--- Data supplied ---
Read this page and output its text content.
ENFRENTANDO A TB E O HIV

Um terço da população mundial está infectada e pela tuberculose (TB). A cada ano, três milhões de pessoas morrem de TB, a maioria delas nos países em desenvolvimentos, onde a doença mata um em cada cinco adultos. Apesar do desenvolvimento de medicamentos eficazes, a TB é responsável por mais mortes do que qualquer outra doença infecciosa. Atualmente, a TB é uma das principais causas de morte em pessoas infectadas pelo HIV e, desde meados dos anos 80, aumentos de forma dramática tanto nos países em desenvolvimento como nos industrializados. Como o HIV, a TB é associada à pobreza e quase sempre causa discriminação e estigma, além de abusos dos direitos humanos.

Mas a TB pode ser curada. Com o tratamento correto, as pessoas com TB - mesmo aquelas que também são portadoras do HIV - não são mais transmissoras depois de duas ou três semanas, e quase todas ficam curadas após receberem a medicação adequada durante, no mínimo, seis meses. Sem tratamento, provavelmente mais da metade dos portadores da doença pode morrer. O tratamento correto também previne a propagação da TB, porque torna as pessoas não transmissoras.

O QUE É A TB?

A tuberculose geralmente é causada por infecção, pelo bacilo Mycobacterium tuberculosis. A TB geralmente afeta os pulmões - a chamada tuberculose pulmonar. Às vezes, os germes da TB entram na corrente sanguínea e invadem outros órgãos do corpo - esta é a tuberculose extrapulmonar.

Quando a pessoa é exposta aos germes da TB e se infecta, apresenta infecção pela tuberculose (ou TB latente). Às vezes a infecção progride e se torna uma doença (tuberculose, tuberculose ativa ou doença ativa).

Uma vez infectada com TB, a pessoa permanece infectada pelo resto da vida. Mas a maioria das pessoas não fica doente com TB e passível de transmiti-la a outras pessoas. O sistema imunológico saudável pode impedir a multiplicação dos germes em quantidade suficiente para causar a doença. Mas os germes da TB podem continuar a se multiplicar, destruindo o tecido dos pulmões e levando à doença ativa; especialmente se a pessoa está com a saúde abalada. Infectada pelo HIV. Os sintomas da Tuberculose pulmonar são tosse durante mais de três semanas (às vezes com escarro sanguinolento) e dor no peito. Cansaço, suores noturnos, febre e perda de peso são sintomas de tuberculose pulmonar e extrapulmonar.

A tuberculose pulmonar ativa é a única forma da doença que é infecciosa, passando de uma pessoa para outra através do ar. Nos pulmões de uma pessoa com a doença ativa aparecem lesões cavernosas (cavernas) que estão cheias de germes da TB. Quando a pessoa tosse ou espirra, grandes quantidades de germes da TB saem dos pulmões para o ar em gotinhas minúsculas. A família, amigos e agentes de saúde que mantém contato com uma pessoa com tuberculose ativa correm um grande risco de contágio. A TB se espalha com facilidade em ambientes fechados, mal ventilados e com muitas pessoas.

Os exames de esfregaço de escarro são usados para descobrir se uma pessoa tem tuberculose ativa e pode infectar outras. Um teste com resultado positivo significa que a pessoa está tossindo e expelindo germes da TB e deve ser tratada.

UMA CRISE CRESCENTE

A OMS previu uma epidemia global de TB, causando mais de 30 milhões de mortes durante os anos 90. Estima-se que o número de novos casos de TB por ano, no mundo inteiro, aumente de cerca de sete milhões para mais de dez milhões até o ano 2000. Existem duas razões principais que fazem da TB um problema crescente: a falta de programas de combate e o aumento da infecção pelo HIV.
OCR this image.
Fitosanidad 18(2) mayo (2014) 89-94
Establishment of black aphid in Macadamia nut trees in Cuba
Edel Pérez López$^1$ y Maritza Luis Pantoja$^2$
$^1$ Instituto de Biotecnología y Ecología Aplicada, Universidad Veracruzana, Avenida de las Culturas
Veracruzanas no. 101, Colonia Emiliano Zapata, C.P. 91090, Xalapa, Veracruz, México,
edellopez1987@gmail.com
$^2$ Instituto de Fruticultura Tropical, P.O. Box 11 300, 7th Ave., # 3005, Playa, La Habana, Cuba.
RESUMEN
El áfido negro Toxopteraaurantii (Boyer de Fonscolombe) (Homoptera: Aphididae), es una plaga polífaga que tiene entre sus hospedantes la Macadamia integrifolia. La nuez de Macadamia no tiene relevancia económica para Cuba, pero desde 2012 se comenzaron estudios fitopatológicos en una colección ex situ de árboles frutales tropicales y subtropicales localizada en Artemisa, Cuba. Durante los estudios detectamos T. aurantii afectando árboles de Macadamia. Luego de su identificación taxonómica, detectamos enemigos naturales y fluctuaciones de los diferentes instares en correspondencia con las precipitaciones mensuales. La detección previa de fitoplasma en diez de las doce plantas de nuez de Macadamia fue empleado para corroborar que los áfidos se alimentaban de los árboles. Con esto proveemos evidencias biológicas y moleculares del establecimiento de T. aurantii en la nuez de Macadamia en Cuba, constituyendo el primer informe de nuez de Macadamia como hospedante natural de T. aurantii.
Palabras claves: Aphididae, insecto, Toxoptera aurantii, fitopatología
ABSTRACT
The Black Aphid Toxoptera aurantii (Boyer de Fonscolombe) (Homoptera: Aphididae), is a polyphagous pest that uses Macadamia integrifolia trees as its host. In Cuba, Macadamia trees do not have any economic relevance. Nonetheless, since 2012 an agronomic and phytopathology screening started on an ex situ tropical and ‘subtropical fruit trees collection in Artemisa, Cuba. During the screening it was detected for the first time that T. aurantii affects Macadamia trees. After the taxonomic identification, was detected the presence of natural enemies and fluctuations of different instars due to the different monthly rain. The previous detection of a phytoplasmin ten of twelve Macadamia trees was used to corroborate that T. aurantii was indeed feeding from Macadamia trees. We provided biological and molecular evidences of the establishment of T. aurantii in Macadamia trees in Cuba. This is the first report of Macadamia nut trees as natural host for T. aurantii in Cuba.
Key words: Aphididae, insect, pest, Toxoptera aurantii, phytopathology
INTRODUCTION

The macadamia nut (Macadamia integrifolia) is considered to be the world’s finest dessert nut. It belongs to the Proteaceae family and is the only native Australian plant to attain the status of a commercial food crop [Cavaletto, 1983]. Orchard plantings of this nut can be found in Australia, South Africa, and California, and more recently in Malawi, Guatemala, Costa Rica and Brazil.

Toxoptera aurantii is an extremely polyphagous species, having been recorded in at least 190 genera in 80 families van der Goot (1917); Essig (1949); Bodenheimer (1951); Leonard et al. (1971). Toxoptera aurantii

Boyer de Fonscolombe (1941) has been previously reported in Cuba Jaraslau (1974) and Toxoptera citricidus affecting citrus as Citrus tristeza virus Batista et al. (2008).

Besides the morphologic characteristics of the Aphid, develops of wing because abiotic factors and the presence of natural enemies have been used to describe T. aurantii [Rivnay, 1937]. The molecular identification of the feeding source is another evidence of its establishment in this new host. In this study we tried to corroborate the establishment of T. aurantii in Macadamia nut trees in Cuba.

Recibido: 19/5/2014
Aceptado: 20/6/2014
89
---
--- Data supplied ---
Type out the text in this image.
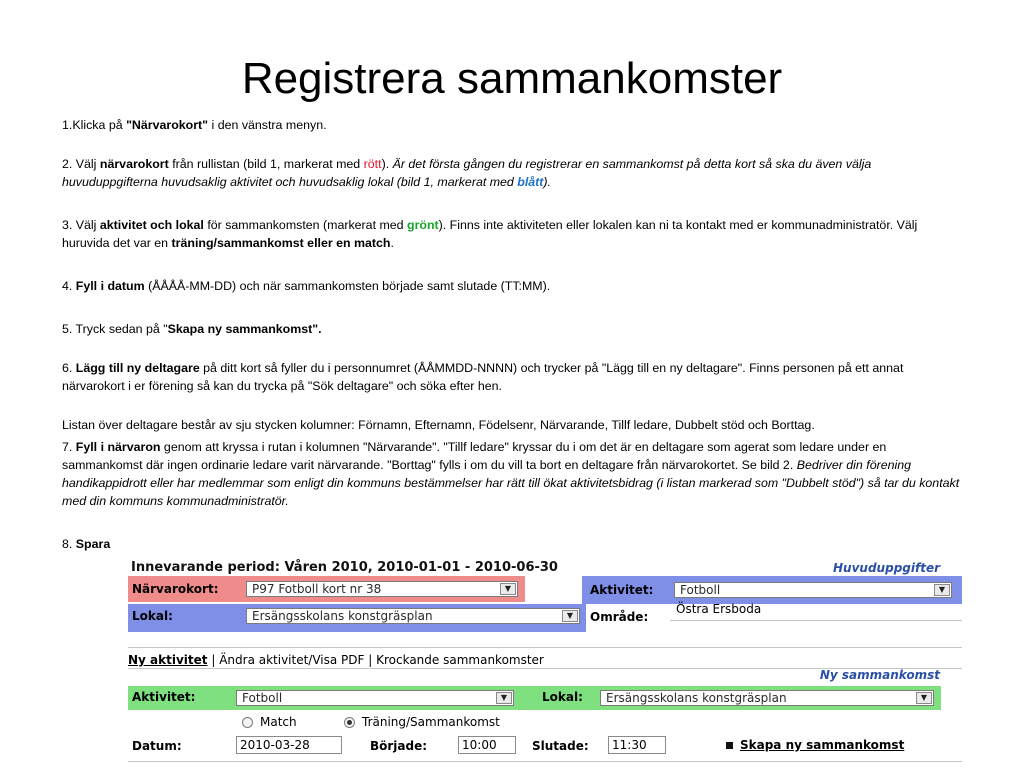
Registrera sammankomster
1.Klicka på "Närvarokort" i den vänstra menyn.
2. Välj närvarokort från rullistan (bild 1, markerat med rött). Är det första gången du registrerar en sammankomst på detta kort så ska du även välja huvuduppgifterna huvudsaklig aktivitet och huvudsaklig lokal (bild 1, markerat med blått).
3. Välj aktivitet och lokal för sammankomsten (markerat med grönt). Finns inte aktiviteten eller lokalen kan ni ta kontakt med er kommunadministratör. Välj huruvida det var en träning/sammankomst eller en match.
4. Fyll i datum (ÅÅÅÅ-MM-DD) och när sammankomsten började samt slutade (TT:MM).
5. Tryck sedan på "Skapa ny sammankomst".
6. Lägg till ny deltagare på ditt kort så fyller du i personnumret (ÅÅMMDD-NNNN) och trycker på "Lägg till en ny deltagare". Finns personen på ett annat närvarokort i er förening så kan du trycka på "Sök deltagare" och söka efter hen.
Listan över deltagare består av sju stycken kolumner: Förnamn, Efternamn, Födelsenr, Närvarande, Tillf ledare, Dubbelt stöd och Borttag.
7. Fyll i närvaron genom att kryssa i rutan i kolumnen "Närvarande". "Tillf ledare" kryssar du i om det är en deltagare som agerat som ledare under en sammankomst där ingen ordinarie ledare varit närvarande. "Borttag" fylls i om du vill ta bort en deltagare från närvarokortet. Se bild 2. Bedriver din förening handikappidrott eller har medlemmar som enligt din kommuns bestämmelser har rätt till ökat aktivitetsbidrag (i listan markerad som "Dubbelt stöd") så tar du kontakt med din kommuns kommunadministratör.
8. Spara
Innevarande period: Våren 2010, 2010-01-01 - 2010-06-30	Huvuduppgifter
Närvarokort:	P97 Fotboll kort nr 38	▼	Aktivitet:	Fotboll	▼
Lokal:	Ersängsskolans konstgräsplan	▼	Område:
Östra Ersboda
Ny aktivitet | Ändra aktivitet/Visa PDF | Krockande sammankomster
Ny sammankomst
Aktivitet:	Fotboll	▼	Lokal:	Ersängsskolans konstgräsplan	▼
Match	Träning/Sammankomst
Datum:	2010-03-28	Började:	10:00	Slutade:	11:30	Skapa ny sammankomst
---
--- Data supplied ---
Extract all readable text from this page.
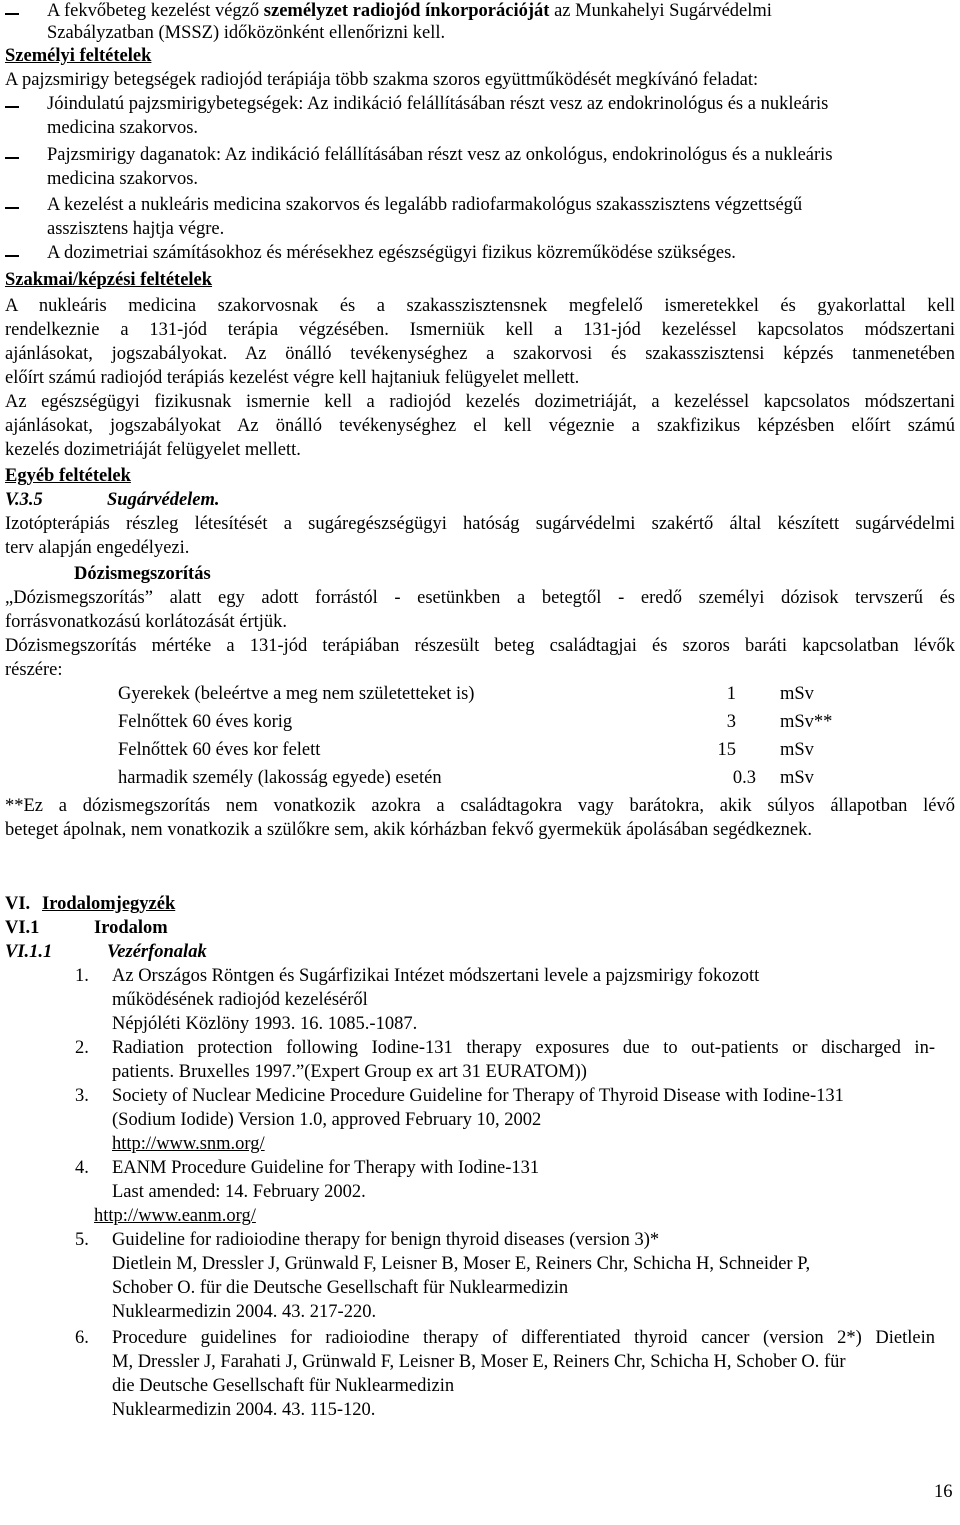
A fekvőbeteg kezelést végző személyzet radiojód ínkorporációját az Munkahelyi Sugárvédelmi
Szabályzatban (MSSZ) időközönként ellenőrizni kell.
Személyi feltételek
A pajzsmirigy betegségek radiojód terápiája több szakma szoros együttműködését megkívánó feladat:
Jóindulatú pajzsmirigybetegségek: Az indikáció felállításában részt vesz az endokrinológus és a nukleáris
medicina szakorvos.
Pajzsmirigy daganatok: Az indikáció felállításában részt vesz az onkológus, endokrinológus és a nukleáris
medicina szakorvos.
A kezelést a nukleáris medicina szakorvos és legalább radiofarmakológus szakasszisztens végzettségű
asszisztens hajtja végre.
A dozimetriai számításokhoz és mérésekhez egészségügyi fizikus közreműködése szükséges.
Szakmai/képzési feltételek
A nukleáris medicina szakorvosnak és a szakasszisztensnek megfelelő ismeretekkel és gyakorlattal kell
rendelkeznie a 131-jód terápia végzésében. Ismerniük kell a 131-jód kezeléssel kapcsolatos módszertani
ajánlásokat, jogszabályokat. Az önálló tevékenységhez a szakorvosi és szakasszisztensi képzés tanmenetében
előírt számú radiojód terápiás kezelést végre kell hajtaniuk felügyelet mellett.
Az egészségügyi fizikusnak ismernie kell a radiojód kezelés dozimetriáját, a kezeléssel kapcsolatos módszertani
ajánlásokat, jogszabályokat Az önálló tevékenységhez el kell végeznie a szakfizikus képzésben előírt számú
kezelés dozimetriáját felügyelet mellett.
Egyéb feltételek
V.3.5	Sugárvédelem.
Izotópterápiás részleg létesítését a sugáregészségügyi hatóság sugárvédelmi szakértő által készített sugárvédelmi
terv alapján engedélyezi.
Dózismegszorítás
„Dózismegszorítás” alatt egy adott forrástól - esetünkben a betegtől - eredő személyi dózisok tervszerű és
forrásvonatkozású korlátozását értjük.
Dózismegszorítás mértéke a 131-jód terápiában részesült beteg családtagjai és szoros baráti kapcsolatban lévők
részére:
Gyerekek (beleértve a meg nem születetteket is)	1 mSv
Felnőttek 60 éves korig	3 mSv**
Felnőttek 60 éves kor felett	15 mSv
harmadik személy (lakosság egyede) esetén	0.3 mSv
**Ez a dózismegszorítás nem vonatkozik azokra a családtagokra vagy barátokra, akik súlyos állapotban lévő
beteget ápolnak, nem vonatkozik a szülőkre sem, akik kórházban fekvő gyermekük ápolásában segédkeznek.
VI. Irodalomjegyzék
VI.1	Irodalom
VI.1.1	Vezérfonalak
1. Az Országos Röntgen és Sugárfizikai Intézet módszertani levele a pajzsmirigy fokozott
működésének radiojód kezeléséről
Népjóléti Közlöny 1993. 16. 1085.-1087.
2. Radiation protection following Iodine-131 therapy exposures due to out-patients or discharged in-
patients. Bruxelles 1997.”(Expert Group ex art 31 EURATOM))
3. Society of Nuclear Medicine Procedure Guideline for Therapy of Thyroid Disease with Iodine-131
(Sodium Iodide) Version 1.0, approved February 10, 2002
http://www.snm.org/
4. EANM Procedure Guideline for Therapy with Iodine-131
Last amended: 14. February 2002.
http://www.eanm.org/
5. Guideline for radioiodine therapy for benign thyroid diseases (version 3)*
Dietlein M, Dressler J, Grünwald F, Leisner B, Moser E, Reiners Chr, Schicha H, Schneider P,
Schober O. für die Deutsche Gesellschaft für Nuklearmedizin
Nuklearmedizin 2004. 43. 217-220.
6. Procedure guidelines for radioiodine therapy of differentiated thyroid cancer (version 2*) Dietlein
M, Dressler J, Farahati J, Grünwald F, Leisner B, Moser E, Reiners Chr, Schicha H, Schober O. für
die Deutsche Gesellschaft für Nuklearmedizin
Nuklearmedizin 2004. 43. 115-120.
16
---
Pick out the lines above containing the word "kapcsolatos", then copy them.

rendelkeznie a 131-jód terápia végzésében. Ismerniük kell a 131-jód kezeléssel kapcsolatos módszertani
Az egészségügyi fizikusnak ismernie kell a radiojód kezelés dozimetriáját, a kezeléssel kapcsolatos módszertani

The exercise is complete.